* **Brief**
Find each line with the string "damage" and report it.

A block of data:
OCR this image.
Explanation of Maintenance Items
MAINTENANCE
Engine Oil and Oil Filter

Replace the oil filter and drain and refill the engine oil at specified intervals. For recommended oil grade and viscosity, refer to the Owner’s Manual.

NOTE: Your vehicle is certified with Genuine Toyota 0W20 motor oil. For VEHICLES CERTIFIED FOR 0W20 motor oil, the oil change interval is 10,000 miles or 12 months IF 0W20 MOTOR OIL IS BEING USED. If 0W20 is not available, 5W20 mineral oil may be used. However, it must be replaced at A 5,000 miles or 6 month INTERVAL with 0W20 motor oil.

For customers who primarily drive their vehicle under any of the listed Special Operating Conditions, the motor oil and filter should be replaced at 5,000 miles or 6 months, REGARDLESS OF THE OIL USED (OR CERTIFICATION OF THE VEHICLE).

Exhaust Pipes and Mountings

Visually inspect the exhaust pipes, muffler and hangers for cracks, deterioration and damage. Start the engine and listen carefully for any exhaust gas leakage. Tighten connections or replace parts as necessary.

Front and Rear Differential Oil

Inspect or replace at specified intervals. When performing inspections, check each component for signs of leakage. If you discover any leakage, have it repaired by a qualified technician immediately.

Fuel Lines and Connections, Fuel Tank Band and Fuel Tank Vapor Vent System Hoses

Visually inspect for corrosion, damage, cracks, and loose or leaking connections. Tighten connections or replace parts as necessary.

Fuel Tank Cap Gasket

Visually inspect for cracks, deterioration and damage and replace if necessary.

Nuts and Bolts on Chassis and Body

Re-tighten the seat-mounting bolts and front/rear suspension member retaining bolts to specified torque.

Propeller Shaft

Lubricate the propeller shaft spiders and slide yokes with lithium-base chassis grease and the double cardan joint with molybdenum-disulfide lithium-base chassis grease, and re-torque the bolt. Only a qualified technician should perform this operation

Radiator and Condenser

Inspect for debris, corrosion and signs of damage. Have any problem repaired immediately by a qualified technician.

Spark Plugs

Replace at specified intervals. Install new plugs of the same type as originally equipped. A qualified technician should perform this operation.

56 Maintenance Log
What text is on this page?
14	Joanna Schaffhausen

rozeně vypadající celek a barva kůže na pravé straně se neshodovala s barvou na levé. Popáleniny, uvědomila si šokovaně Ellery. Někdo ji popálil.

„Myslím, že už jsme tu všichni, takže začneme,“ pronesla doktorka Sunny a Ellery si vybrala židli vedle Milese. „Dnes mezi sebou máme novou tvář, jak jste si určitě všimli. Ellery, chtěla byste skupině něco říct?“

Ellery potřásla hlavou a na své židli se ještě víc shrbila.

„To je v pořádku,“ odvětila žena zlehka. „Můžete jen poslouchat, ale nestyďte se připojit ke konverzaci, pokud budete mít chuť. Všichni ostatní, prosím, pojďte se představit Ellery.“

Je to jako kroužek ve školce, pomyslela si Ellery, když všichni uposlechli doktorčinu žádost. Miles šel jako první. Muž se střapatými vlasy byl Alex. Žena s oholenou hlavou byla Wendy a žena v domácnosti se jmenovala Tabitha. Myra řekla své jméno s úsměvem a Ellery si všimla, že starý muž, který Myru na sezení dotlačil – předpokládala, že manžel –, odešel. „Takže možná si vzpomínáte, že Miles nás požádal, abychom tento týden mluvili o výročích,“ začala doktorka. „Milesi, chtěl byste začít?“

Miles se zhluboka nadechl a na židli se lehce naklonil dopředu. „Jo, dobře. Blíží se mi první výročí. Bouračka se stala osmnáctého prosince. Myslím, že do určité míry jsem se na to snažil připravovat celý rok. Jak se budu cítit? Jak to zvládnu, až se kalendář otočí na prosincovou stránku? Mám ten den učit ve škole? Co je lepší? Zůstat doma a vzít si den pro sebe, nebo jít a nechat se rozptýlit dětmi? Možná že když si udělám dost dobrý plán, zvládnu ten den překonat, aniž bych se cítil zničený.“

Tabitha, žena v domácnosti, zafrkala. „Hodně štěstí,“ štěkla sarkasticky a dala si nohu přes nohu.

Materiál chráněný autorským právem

* **Complete answer**
Visually inspect the exhaust pipes, muffler and hangers for cracks, deterioration and damage. Start the engine and listen carefully for any exhaust gas leakage. Tighten connections or replace parts as necessary.
Visually inspect for corrosion, damage, cracks, and loose or leaking connections. Tighten connections or replace parts as necessary.
Visually inspect for cracks, deterioration and damage and replace if necessary.
Inspect for debris, corrosion and signs of damage. Have any problem repaired immediately by a qualified technician.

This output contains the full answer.